**Records:**
-- start --

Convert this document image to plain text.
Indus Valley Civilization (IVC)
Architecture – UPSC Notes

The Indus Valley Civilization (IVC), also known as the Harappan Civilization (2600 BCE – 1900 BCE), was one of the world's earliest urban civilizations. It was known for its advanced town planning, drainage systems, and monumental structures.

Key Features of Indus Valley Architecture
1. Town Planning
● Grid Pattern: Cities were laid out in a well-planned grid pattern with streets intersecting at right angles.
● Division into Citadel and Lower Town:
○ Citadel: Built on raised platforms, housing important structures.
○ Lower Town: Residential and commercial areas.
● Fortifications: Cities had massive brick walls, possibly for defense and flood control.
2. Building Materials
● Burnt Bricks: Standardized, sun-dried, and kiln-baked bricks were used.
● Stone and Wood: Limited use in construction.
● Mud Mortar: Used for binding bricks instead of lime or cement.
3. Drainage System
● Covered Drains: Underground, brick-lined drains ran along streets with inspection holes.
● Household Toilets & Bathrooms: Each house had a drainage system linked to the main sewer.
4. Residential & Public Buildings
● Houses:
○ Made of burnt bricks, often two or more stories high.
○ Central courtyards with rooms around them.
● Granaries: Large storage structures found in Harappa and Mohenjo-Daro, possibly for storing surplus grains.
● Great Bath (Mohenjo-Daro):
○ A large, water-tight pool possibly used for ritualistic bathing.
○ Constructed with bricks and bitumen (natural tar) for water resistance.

-- end --

**Direction:** Write the entries again, exactly as they stand.

**Problem solution:**
Convert this document image to plain text.
Indus Valley Civilization (IVC)
Architecture – UPSC Notes

The Indus Valley Civilization (IVC), also known as the Harappan Civilization (2600 BCE – 1900 BCE), was one of the world's earliest urban civilizations. It was known for its advanced town planning, drainage systems, and monumental structures.

Key Features of Indus Valley Architecture
1. Town Planning
● Grid Pattern: Cities were laid out in a well-planned grid pattern with streets intersecting at right angles.
● Division into Citadel and Lower Town:
○ Citadel: Built on raised platforms, housing important structures.
○ Lower Town: Residential and commercial areas.
● Fortifications: Cities had massive brick walls, possibly for defense and flood control.
2. Building Materials
● Burnt Bricks: Standardized, sun-dried, and kiln-baked bricks were used.
● Stone and Wood: Limited use in construction.
● Mud Mortar: Used for binding bricks instead of lime or cement.
3. Drainage System
● Covered Drains: Underground, brick-lined drains ran along streets with inspection holes.
● Household Toilets & Bathrooms: Each house had a drainage system linked to the main sewer.
4. Residential & Public Buildings
● Houses:
○ Made of burnt bricks, often two or more stories high.
○ Central courtyards with rooms around them.
● Granaries: Large storage structures found in Harappa and Mohenjo-Daro, possibly for storing surplus grains.
● Great Bath (Mohenjo-Daro):
○ A large, water-tight pool possibly used for ritualistic bathing.
○ Constructed with bricks and bitumen (natural tar) for water resistance.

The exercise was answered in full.